What the exercise asks. Reproduce the records below exactly, leaving out any pictures.

Figure dataset records:
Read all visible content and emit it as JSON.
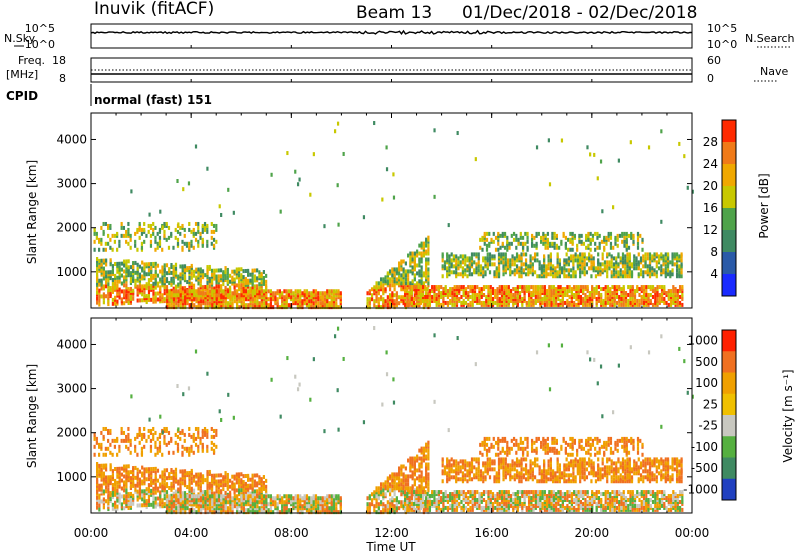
{
  "header": {
    "title": "Inuvik (fitACF)",
    "beam": "Beam 13",
    "date_range": "01/Dec/2018 - 02/Dec/2018"
  },
  "top_panels": {
    "nsky_label": "N.Sky",
    "nsearch_label": "N.Search",
    "noise_ticks": [
      "10^5",
      "10^0"
    ],
    "freq_label_1": "Freq.",
    "freq_label_2": "[MHz]",
    "freq_ticks": [
      "18",
      "8"
    ],
    "nave_label": "Nave",
    "nave_ticks": [
      "60",
      "0"
    ],
    "cpid_label": "CPID",
    "cpid_value": "normal (fast) 151"
  },
  "chart_data": [
    {
      "type": "heatmap",
      "panel": "power",
      "xlabel": "Time UT",
      "ylabel": "Slant Range [km]",
      "x_ticks": [
        "00:00",
        "04:00",
        "08:00",
        "12:00",
        "16:00",
        "20:00",
        "00:00"
      ],
      "y_ticks": [
        1000,
        2000,
        3000,
        4000
      ],
      "ylim": [
        180,
        4600
      ],
      "xlim_hours": [
        0,
        24
      ],
      "colorbar_label": "Power [dB]",
      "colorbar_ticks": [
        4,
        8,
        12,
        16,
        20,
        24,
        28
      ],
      "colorbar_colors": [
        "#1a2bff",
        "#2a5aa8",
        "#3f8a62",
        "#4fa34a",
        "#c8c800",
        "#f0a800",
        "#f07a18",
        "#ff2a00"
      ]
    },
    {
      "type": "heatmap",
      "panel": "velocity",
      "xlabel": "Time UT",
      "ylabel": "Slant Range [km]",
      "x_ticks": [
        "00:00",
        "04:00",
        "08:00",
        "12:00",
        "16:00",
        "20:00",
        "00:00"
      ],
      "y_ticks": [
        1000,
        2000,
        3000,
        4000
      ],
      "ylim": [
        180,
        4600
      ],
      "xlim_hours": [
        0,
        24
      ],
      "colorbar_label": "Velocity [m s⁻¹]",
      "colorbar_ticks": [
        1000,
        500,
        100,
        25,
        -25,
        -100,
        -500,
        -1000
      ],
      "colorbar_colors": [
        "#2040c0",
        "#3f8a62",
        "#55b040",
        "#c8c8c0",
        "#f0c000",
        "#f0a000",
        "#f07020",
        "#ff2000"
      ]
    }
  ]
}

Result.
Read all visible content and emit it as JSON.
{
  "header": {
    "title": "Inuvik (fitACF)",
    "beam": "Beam 13",
    "date_range": "01/Dec/2018 - 02/Dec/2018"
  },
  "top_panels": {
    "nsky_label": "N.Sky",
    "nsearch_label": "N.Search",
    "noise_ticks": [
      "10^5",
      "10^0"
    ],
    "freq_label_1": "Freq.",
    "freq_label_2": "[MHz]",
    "freq_ticks": [
      "18",
      "8"
    ],
    "nave_label": "Nave",
    "nave_ticks": [
      "60",
      "0"
    ],
    "cpid_label": "CPID",
    "cpid_value": "normal (fast) 151"
  },
  "chart_data": [
    {
      "type": "heatmap",
      "panel": "power",
      "xlabel": "Time UT",
      "ylabel": "Slant Range [km]",
      "x_ticks": [
        "00:00",
        "04:00",
        "08:00",
        "12:00",
        "16:00",
        "20:00",
        "00:00"
      ],
      "y_ticks": [
        1000,
        2000,
        3000,
        4000
      ],
      "ylim": [
        180,
        4600
      ],
      "xlim_hours": [
        0,
        24
      ],
      "colorbar_label": "Power [dB]",
      "colorbar_ticks": [
        4,
        8,
        12,
        16,
        20,
        24,
        28
      ],
      "colorbar_colors": [
        "#1a2bff",
        "#2a5aa8",
        "#3f8a62",
        "#4fa34a",
        "#c8c800",
        "#f0a800",
        "#f07a18",
        "#ff2a00"
      ]
    },
    {
      "type": "heatmap",
      "panel": "velocity",
      "xlabel": "Time UT",
      "ylabel": "Slant Range [km]",
      "x_ticks": [
        "00:00",
        "04:00",
        "08:00",
        "12:00",
        "16:00",
        "20:00",
        "00:00"
      ],
      "y_ticks": [
        1000,
        2000,
        3000,
        4000
      ],
      "ylim": [
        180,
        4600
      ],
      "xlim_hours": [
        0,
        24
      ],
      "colorbar_label": "Velocity [m s⁻¹]",
      "colorbar_ticks": [
        1000,
        500,
        100,
        25,
        -25,
        -100,
        -500,
        -1000
      ],
      "colorbar_colors": [
        "#2040c0",
        "#3f8a62",
        "#55b040",
        "#c8c8c0",
        "#f0c000",
        "#f0a000",
        "#f07020",
        "#ff2000"
      ]
    }
  ]
}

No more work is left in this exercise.